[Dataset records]
— START —

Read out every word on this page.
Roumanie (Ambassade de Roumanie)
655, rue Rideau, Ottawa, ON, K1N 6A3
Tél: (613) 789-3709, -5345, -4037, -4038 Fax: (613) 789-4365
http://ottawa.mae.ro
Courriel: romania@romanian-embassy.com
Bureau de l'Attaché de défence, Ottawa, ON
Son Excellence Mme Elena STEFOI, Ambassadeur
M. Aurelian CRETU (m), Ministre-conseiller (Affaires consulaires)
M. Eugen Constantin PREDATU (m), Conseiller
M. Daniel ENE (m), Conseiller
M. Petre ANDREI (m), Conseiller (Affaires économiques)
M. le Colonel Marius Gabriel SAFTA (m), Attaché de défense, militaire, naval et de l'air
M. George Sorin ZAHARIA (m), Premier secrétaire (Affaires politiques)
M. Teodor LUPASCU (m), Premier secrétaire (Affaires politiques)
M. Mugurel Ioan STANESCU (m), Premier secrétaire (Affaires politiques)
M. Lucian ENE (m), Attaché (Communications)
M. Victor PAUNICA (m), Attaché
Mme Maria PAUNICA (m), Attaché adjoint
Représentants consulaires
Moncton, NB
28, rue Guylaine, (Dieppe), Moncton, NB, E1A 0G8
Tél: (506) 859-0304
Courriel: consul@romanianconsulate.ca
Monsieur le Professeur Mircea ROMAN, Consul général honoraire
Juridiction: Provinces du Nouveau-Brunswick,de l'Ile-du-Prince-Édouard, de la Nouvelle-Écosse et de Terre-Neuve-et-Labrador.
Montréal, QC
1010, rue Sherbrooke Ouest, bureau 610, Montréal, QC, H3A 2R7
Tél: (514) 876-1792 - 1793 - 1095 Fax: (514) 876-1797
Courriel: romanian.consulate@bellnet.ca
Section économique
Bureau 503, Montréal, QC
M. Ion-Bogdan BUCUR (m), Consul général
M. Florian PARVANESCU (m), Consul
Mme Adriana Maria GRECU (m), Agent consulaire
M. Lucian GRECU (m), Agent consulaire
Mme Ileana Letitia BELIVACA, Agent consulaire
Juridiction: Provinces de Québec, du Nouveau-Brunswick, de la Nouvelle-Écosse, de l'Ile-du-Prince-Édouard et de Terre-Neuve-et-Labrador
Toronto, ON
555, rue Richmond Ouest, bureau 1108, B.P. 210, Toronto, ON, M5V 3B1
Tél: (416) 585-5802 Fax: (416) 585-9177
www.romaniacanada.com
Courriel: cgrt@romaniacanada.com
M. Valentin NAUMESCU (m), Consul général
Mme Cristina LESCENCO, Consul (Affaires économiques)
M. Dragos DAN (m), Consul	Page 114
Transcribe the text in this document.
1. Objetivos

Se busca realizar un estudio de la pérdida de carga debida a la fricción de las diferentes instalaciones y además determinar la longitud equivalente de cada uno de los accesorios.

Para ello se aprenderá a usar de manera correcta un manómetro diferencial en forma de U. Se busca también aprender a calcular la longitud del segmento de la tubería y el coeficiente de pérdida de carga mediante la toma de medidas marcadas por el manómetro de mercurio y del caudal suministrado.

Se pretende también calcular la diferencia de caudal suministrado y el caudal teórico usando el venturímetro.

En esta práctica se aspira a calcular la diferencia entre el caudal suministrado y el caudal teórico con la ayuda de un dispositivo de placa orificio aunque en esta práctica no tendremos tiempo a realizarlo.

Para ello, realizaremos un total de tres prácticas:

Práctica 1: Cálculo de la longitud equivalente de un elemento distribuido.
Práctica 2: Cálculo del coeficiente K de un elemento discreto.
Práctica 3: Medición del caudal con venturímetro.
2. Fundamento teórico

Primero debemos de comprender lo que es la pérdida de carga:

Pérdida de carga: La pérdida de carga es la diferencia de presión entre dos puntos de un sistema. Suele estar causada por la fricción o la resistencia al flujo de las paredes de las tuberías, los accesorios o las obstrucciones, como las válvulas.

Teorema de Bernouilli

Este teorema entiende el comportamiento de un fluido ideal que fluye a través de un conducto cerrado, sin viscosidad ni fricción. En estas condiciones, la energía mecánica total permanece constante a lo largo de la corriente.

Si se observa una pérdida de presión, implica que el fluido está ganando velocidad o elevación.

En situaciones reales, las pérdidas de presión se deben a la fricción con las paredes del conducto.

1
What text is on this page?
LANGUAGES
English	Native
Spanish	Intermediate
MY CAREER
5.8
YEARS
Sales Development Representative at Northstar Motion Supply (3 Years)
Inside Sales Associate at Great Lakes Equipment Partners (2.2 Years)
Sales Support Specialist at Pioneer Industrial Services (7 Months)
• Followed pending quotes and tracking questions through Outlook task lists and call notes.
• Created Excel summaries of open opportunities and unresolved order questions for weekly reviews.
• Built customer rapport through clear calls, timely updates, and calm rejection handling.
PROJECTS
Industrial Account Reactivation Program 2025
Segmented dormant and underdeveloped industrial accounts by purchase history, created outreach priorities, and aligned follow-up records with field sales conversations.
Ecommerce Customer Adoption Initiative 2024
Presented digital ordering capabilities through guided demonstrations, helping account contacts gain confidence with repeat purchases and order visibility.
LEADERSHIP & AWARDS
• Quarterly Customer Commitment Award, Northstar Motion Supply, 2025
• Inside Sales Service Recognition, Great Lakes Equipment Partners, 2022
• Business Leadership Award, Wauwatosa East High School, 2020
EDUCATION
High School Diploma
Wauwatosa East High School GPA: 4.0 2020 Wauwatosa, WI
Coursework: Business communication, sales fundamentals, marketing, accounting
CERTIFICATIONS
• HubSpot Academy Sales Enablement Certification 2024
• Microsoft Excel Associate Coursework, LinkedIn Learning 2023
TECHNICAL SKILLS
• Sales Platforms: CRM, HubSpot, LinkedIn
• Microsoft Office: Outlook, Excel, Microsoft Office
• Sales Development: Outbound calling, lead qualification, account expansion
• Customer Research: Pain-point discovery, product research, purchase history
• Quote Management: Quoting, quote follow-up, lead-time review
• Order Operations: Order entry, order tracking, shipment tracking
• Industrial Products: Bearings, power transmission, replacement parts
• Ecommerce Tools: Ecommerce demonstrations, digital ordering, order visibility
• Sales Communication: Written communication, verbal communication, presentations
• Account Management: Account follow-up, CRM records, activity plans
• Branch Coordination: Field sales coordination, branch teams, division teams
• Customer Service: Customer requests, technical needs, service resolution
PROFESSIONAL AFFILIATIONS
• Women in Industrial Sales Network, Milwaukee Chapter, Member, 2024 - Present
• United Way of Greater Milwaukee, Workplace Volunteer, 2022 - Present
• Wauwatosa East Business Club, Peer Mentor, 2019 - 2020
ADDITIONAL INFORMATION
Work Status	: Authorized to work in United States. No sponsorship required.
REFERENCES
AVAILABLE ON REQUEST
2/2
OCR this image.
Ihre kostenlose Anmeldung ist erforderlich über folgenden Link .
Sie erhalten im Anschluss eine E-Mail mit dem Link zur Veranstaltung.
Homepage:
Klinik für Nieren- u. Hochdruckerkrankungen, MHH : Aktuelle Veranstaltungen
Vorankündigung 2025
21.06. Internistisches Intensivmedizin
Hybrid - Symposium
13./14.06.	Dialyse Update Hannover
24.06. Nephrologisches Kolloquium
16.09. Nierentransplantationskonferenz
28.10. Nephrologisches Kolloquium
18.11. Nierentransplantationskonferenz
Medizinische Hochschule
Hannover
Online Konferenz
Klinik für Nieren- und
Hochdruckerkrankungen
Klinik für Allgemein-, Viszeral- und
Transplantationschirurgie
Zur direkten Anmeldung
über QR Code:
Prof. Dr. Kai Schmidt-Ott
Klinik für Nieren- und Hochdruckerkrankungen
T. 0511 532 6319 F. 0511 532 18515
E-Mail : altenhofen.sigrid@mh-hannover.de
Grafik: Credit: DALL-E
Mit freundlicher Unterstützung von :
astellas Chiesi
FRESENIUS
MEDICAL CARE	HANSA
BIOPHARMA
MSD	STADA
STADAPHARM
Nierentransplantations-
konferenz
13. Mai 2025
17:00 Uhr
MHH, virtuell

— END —

### THE TASK:
State how many lines of the listing include "Microsoft", and nothing more.

### EXPECTED ANSWER:
2